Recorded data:
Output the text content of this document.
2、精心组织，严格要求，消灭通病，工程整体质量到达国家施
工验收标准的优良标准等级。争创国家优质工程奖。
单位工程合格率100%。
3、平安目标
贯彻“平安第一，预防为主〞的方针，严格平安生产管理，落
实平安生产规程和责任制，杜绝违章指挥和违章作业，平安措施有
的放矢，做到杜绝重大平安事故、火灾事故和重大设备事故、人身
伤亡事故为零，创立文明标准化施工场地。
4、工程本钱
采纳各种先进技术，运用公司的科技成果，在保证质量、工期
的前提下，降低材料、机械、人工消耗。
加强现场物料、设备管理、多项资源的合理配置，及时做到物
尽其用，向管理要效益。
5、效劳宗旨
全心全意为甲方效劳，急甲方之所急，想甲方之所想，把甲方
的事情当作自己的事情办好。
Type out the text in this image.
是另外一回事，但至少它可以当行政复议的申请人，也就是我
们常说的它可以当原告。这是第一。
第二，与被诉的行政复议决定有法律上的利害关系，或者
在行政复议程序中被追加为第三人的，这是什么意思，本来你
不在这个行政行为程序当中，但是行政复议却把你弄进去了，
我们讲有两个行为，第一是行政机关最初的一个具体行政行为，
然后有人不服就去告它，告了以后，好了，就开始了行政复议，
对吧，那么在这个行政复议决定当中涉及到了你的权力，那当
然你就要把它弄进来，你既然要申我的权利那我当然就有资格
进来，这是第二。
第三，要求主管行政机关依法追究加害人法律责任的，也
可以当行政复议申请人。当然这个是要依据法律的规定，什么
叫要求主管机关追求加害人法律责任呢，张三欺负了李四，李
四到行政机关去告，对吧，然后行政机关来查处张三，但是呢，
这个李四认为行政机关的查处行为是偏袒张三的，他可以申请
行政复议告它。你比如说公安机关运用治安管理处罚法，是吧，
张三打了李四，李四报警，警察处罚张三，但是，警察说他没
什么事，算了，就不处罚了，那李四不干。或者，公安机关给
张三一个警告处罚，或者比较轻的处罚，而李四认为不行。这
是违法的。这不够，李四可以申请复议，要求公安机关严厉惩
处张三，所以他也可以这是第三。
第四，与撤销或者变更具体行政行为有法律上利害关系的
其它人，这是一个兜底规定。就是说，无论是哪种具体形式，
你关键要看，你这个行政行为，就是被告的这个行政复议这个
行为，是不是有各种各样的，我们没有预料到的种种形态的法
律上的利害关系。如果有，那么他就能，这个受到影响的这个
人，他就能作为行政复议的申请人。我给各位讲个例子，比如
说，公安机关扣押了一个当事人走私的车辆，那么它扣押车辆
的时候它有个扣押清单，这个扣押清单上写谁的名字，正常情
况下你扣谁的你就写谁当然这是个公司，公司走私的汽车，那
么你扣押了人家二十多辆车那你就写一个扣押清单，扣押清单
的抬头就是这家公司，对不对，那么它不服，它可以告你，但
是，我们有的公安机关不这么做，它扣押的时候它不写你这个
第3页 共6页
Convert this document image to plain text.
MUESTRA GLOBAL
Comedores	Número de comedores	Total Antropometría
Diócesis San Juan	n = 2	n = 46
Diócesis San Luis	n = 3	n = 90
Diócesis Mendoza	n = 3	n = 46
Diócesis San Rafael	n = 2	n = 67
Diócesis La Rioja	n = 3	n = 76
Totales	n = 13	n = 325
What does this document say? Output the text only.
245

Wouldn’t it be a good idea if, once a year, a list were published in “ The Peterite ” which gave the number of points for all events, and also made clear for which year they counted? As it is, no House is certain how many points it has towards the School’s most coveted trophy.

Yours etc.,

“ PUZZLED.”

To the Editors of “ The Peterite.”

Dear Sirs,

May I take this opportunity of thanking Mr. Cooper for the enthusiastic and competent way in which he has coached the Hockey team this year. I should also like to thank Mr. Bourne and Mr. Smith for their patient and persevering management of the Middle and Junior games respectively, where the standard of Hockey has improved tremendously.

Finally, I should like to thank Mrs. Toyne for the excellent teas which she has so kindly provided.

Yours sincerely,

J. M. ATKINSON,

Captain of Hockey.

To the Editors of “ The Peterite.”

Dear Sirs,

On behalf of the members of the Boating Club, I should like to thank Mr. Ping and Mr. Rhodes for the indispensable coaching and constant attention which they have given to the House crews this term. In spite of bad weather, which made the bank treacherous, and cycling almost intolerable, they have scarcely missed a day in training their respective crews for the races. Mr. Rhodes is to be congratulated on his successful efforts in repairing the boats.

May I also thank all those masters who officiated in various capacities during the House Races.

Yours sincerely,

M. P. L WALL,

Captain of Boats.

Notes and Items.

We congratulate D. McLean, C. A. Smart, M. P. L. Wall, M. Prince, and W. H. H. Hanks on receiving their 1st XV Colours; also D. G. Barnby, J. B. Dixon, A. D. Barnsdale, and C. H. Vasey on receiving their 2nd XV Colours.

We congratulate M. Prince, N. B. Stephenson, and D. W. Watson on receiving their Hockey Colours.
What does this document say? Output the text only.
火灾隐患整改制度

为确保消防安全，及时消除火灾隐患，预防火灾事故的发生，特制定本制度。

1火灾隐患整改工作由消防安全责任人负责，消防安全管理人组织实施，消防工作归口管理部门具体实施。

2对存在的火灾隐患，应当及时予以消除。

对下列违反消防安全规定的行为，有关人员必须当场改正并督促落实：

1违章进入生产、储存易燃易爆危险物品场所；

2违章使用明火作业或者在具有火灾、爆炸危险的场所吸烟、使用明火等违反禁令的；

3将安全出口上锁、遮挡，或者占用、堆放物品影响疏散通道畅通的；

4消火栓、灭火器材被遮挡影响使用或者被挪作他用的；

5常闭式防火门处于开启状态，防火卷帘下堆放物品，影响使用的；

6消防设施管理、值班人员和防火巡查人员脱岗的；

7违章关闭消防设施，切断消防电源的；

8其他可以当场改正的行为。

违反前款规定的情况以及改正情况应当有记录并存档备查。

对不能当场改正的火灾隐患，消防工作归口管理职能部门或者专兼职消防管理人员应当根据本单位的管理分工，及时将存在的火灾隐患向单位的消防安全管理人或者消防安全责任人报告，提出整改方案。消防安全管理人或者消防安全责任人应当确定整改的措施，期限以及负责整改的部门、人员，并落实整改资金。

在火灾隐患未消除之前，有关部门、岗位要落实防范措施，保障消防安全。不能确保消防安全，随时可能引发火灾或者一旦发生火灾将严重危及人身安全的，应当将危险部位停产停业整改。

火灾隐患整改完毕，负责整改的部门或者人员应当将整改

Exercise aim » Repeat all of the records above exactly as they appear.

Complete response »
Output the text content of this document.
2、精心组织，严格要求，消灭通病，工程整体质量到达国家施
工验收标准的优良标准等级。争创国家优质工程奖。
单位工程合格率100%。
3、平安目标
贯彻“平安第一，预防为主〞的方针，严格平安生产管理，落
实平安生产规程和责任制，杜绝违章指挥和违章作业，平安措施有
的放矢，做到杜绝重大平安事故、火灾事故和重大设备事故、人身
伤亡事故为零，创立文明标准化施工场地。
4、工程本钱
采纳各种先进技术，运用公司的科技成果，在保证质量、工期
的前提下，降低材料、机械、人工消耗。
加强现场物料、设备管理、多项资源的合理配置，及时做到物
尽其用，向管理要效益。
5、效劳宗旨
全心全意为甲方效劳，急甲方之所急，想甲方之所想，把甲方
的事情当作自己的事情办好。
Type out the text in this image.
是另外一回事，但至少它可以当行政复议的申请人，也就是我
们常说的它可以当原告。这是第一。
第二，与被诉的行政复议决定有法律上的利害关系，或者
在行政复议程序中被追加为第三人的，这是什么意思，本来你
不在这个行政行为程序当中，但是行政复议却把你弄进去了，
我们讲有两个行为，第一是行政机关最初的一个具体行政行为，
然后有人不服就去告它，告了以后，好了，就开始了行政复议，
对吧，那么在这个行政复议决定当中涉及到了你的权力，那当
然你就要把它弄进来，你既然要申我的权利那我当然就有资格
进来，这是第二。
第三，要求主管行政机关依法追究加害人法律责任的，也
可以当行政复议申请人。当然这个是要依据法律的规定，什么
叫要求主管机关追求加害人法律责任呢，张三欺负了李四，李
四到行政机关去告，对吧，然后行政机关来查处张三，但是呢，
这个李四认为行政机关的查处行为是偏袒张三的，他可以申请
行政复议告它。你比如说公安机关运用治安管理处罚法，是吧，
张三打了李四，李四报警，警察处罚张三，但是，警察说他没
什么事，算了，就不处罚了，那李四不干。或者，公安机关给
张三一个警告处罚，或者比较轻的处罚，而李四认为不行。这
是违法的。这不够，李四可以申请复议，要求公安机关严厉惩
处张三，所以他也可以这是第三。
第四，与撤销或者变更具体行政行为有法律上利害关系的
其它人，这是一个兜底规定。就是说，无论是哪种具体形式，
你关键要看，你这个行政行为，就是被告的这个行政复议这个
行为，是不是有各种各样的，我们没有预料到的种种形态的法
律上的利害关系。如果有，那么他就能，这个受到影响的这个
人，他就能作为行政复议的申请人。我给各位讲个例子，比如
说，公安机关扣押了一个当事人走私的车辆，那么它扣押车辆
的时候它有个扣押清单，这个扣押清单上写谁的名字，正常情
况下你扣谁的你就写谁当然这是个公司，公司走私的汽车，那
么你扣押了人家二十多辆车那你就写一个扣押清单，扣押清单
的抬头就是这家公司，对不对，那么它不服，它可以告你，但
是，我们有的公安机关不这么做，它扣押的时候它不写你这个
第3页 共6页
Convert this document image to plain text.
MUESTRA GLOBAL
Comedores	Número de comedores	Total Antropometría
Diócesis San Juan	n = 2	n = 46
Diócesis San Luis	n = 3	n = 90
Diócesis Mendoza	n = 3	n = 46
Diócesis San Rafael	n = 2	n = 67
Diócesis La Rioja	n = 3	n = 76
Totales	n = 13	n = 325
What does this document say? Output the text only.
245

Wouldn’t it be a good idea if, once a year, a list were published in “ The Peterite ” which gave the number of points for all events, and also made clear for which year they counted? As it is, no House is certain how many points it has towards the School’s most coveted trophy.

Yours etc.,

“ PUZZLED.”

To the Editors of “ The Peterite.”

Dear Sirs,

May I take this opportunity of thanking Mr. Cooper for the enthusiastic and competent way in which he has coached the Hockey team this year. I should also like to thank Mr. Bourne and Mr. Smith for their patient and persevering management of the Middle and Junior games respectively, where the standard of Hockey has improved tremendously.

Finally, I should like to thank Mrs. Toyne for the excellent teas which she has so kindly provided.

Yours sincerely,

J. M. ATKINSON,

Captain of Hockey.

To the Editors of “ The Peterite.”

Dear Sirs,

On behalf of the members of the Boating Club, I should like to thank Mr. Ping and Mr. Rhodes for the indispensable coaching and constant attention which they have given to the House crews this term. In spite of bad weather, which made the bank treacherous, and cycling almost intolerable, they have scarcely missed a day in training their respective crews for the races. Mr. Rhodes is to be congratulated on his successful efforts in repairing the boats.

May I also thank all those masters who officiated in various capacities during the House Races.

Yours sincerely,

M. P. L WALL,

Captain of Boats.

Notes and Items.

We congratulate D. McLean, C. A. Smart, M. P. L. Wall, M. Prince, and W. H. H. Hanks on receiving their 1st XV Colours; also D. G. Barnby, J. B. Dixon, A. D. Barnsdale, and C. H. Vasey on receiving their 2nd XV Colours.

We congratulate M. Prince, N. B. Stephenson, and D. W. Watson on receiving their Hockey Colours.
What does this document say? Output the text only.
火灾隐患整改制度

为确保消防安全，及时消除火灾隐患，预防火灾事故的发生，特制定本制度。

1火灾隐患整改工作由消防安全责任人负责，消防安全管理人组织实施，消防工作归口管理部门具体实施。

2对存在的火灾隐患，应当及时予以消除。

对下列违反消防安全规定的行为，有关人员必须当场改正并督促落实：

1违章进入生产、储存易燃易爆危险物品场所；

2违章使用明火作业或者在具有火灾、爆炸危险的场所吸烟、使用明火等违反禁令的；

3将安全出口上锁、遮挡，或者占用、堆放物品影响疏散通道畅通的；

4消火栓、灭火器材被遮挡影响使用或者被挪作他用的；

5常闭式防火门处于开启状态，防火卷帘下堆放物品，影响使用的；

6消防设施管理、值班人员和防火巡查人员脱岗的；

7违章关闭消防设施，切断消防电源的；

8其他可以当场改正的行为。

违反前款规定的情况以及改正情况应当有记录并存档备查。

对不能当场改正的火灾隐患，消防工作归口管理职能部门或者专兼职消防管理人员应当根据本单位的管理分工，及时将存在的火灾隐患向单位的消防安全管理人或者消防安全责任人报告，提出整改方案。消防安全管理人或者消防安全责任人应当确定整改的措施，期限以及负责整改的部门、人员，并落实整改资金。

在火灾隐患未消除之前，有关部门、岗位要落实防范措施，保障消防安全。不能确保消防安全，随时可能引发火灾或者一旦发生火灾将严重危及人身安全的，应当将危险部位停产停业整改。

火灾隐患整改完毕，负责整改的部门或者人员应当将整改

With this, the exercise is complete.